=== Data extract ===
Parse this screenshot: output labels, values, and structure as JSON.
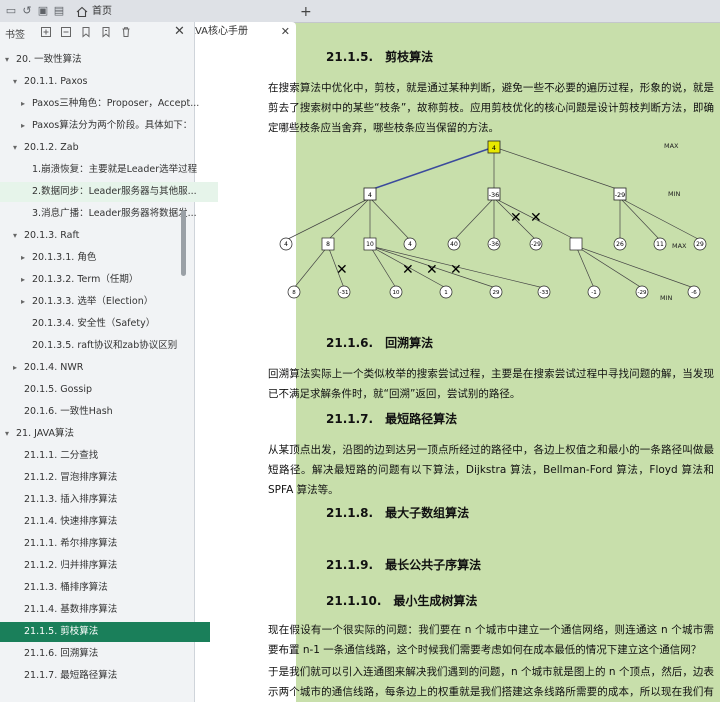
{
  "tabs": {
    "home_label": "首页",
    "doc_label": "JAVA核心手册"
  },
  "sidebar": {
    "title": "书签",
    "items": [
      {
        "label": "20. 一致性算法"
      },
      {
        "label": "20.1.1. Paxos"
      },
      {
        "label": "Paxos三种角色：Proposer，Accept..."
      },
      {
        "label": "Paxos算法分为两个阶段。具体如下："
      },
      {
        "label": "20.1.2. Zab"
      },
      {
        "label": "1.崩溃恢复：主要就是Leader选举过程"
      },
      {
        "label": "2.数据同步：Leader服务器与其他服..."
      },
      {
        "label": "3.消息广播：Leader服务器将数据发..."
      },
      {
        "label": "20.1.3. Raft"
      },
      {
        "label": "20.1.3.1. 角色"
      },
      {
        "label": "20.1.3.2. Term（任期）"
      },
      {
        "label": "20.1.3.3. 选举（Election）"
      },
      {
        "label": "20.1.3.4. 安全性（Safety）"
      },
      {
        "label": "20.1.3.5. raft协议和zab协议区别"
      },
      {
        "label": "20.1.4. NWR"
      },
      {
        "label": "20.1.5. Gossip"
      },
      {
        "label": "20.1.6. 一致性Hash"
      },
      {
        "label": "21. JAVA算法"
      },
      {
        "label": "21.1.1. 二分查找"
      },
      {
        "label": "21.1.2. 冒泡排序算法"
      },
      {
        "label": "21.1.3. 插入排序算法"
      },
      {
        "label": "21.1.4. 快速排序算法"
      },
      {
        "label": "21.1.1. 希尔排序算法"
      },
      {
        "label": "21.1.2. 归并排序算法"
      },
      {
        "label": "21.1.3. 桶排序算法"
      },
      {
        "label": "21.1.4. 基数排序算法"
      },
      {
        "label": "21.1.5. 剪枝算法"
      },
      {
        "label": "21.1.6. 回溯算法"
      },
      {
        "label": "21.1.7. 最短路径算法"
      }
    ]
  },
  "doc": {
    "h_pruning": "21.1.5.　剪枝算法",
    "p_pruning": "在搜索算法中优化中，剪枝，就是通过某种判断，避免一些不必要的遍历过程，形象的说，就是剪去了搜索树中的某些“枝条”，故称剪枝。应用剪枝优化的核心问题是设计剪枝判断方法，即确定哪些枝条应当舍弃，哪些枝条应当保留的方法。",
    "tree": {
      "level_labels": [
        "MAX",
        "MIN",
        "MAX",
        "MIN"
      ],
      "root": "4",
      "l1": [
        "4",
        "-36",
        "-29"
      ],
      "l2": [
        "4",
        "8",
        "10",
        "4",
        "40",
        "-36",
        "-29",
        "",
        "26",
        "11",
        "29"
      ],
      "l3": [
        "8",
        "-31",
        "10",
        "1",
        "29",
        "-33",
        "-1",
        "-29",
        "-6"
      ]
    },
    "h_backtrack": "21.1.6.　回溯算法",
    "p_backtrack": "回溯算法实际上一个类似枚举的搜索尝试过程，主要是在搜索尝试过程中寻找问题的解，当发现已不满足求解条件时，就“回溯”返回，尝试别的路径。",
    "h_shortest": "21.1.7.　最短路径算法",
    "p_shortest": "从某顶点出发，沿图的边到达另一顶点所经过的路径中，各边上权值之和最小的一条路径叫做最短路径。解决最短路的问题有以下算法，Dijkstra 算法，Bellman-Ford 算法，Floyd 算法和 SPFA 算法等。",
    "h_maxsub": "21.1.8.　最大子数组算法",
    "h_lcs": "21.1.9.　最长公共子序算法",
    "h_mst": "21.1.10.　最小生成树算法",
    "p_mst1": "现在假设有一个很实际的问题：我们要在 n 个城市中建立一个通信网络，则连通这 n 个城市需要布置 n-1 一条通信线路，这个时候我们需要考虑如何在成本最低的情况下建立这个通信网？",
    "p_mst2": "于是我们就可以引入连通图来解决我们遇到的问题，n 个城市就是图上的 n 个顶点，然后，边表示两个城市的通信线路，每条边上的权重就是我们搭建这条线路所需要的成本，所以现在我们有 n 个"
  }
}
===
=== Data extract ===
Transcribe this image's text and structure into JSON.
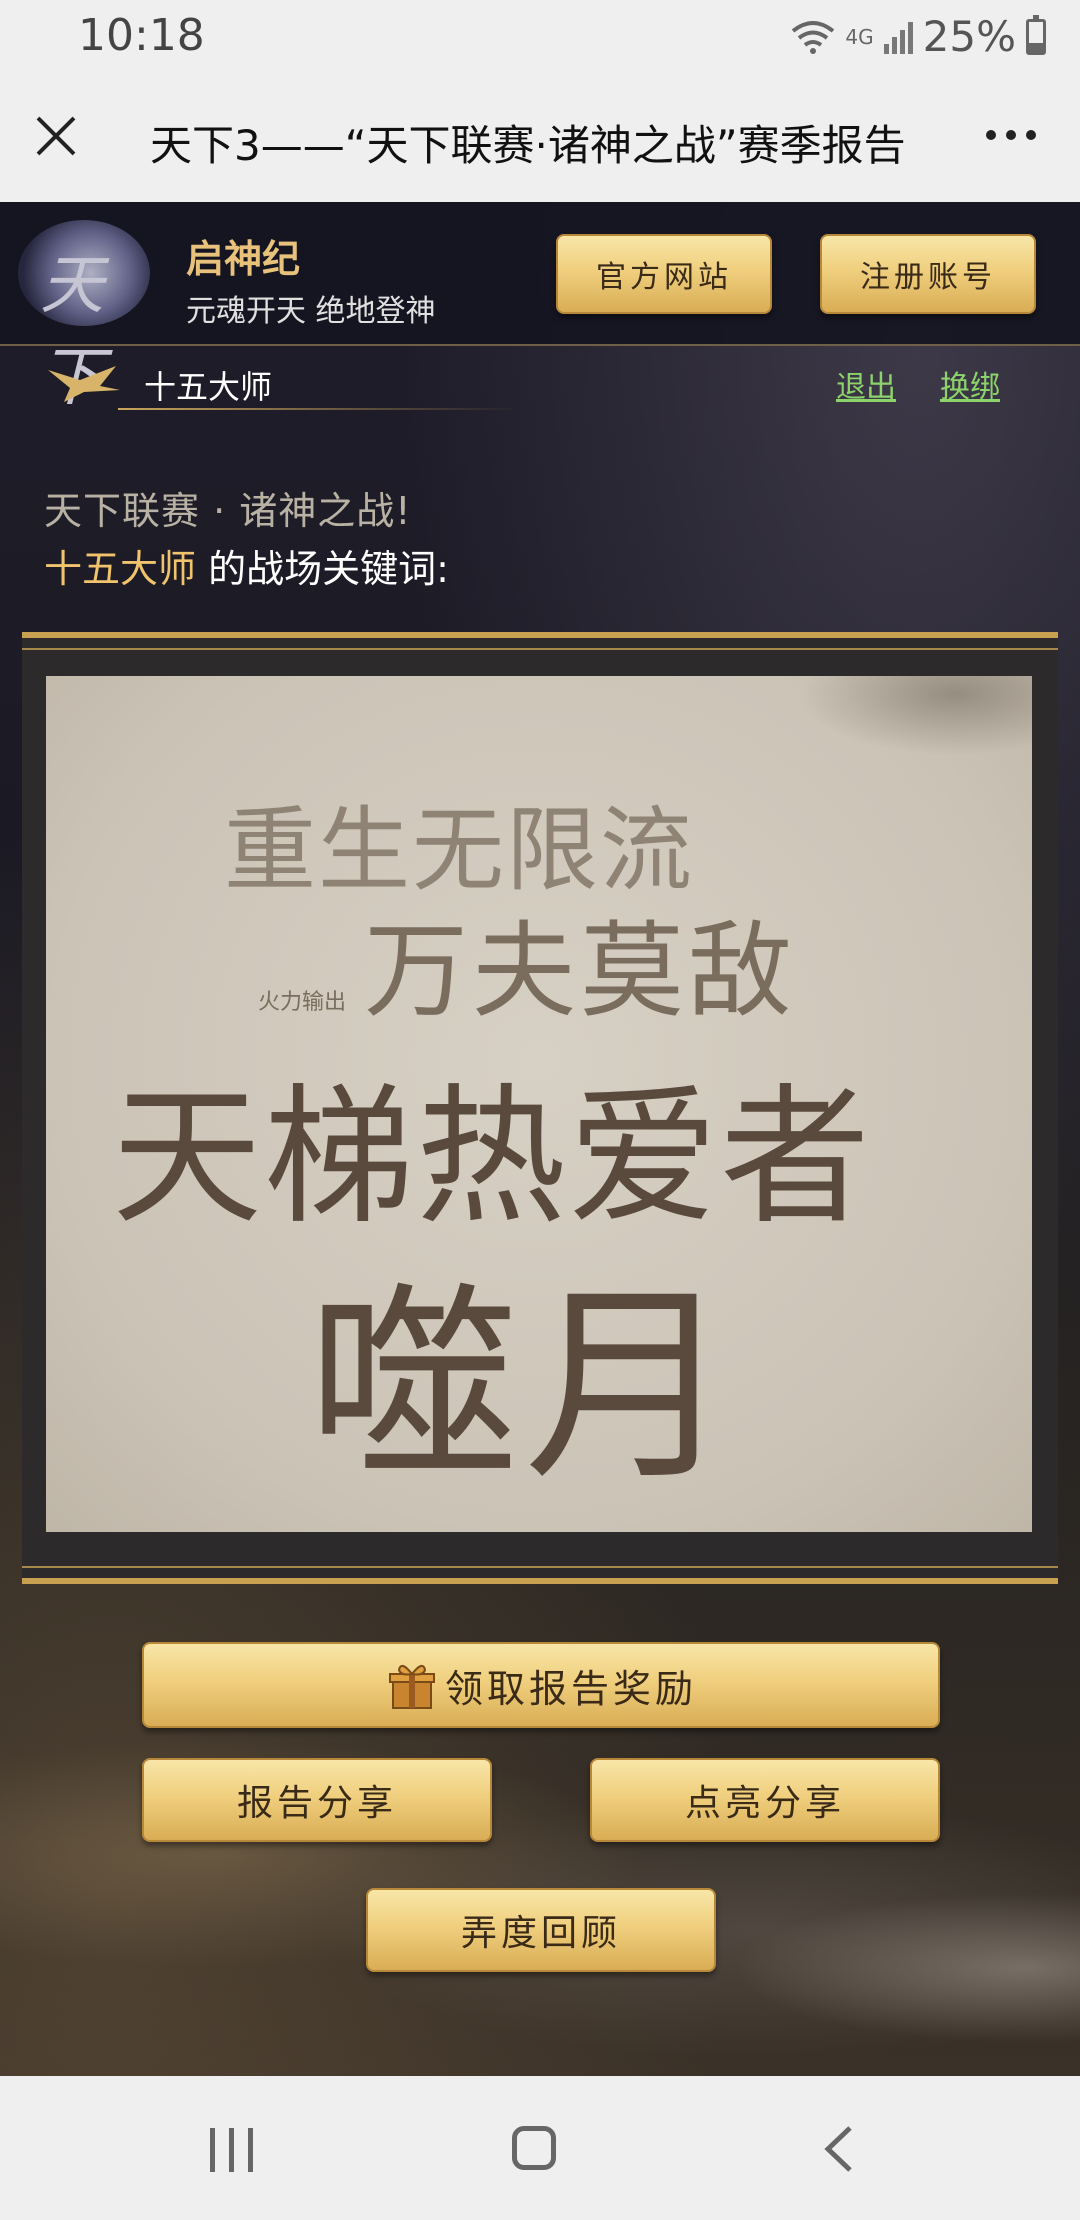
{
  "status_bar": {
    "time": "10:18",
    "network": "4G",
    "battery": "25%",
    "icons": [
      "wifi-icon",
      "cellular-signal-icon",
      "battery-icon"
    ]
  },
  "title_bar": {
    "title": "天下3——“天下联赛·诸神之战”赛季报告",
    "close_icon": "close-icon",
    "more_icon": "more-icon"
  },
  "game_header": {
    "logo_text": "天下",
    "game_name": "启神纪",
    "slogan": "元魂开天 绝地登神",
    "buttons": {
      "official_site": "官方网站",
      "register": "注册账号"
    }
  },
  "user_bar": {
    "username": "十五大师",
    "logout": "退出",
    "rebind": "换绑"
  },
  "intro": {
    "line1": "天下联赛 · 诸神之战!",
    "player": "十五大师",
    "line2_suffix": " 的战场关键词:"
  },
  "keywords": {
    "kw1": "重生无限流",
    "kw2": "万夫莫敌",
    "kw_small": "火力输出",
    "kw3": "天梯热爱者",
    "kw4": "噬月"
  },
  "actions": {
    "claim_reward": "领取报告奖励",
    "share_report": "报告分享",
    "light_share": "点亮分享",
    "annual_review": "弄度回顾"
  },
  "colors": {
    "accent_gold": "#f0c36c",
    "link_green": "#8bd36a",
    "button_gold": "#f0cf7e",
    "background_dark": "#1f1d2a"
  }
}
===
[Directive]: From the records given above, copy all lines containing "天下联赛".

[Written answer]:
    "title": "天下3——“天下联赛·诸神之战”赛季报告",
    "line1": "天下联赛 · 诸神之战!",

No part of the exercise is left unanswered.